YOUR INSTRUCTIONS:
Transcribe the stretch of the text passage from "I believe, fully" through "prayerful and resolute.", keeping every word and punctuation mark unchanged.

TEXT PASSAGE:

▬▬▬▬▬▬▬▬▬▬

I believe with perfect faith in the coming of the Messiah,  
and, though he may tarry, I will wait daily for his coming. 

Horowitz’s Ani Ma’amin does not focus on the Messiah.  Instead, it captures the resolve of the people Israel. Pray as if everything depends on God.  Act as if everything depends on you.  

His song concludes:  

I believe, fully and completely, 
In the children’s laughter, 
In the grass that will still grow. 

Here there was a past, 
Here there will be a future, 
I believed once, 
I always will believe. 

 In that belief, I am prayerful and resolute.   

10/31/2023 03:41:53 PM

Oct31

Rabbi Shoshanah Conover

Last Shabbat at Temple Sholom, we celebrated two double Bnai Mitzvah— four Bar Mitzvah boys were called to Torah in the course of the day. In the morning, two of them chanted:

Baruch Atah Adonai, Eloheinu Melech Ha’olam Matir Asurim.

Blessed are You, O God, who frees the captive.

This prayer (that sounds like a declaration), rang out in the sanctuary and, of course, stays with me here.

This afternoon, with other colleagues, I spoke with family members and friends of people held captive in Gaza. We spoke with the family of Omer Wenkert, 22 years old, who was kidnapped while attending the Supernova Sukkot Gathering in Re’im. They worry about how he is managing— especially with a chronic illness. We talked with friends of Keren Munder taken hostage with her son, Ohad, who became 9 years old this past week in captivity.

With Ohad in mind, I spent quite some time looking at a long, perfectly set Shabbat table with 200 empty chairs, a haunting art installation by activists in front of the Tel Aviv Art Museum. Most upsetting are the chairs set with bibs, bottles, and stuffed animals for the babies and children held in captivity. They bring this horror home.

They also remind me of a comment made to me by an Israeli: “Gaza, where half the people are under 18, has a lot of innocent Palestinians held hostage by Hamas as well.” I was taken aback by his comment, not because I didn’t agree, but because I didn’t expect to hear this comment from an otherwise somewhat brusque man. He refused to associate all Palestinians with Hamas terror, not even in this time of extreme pain and anguish.

Tonight at dinner we learned that one of the hostages, Private Ori Megidish, was freed.

▬▬▬▬▬▬▬▬▬▬

(Items from a dataset)
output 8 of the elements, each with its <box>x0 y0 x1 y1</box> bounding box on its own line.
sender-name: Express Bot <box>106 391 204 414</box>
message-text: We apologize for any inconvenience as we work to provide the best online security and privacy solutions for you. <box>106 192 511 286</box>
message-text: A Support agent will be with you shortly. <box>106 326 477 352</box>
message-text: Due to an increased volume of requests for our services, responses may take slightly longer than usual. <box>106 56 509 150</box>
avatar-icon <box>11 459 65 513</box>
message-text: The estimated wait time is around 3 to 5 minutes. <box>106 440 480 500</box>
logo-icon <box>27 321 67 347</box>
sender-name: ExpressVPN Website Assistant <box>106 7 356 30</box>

▬▬▬▬▬▬▬▬▬▬

SOLVED EXERCISE:
I believe, fully and completely, 
In the children’s laughter, 
In the grass that will still grow. 

Here there was a past, 
Here there will be a future, 
I believed once, 
I always will believe. 

 In that belief, I am prayerful and resolute.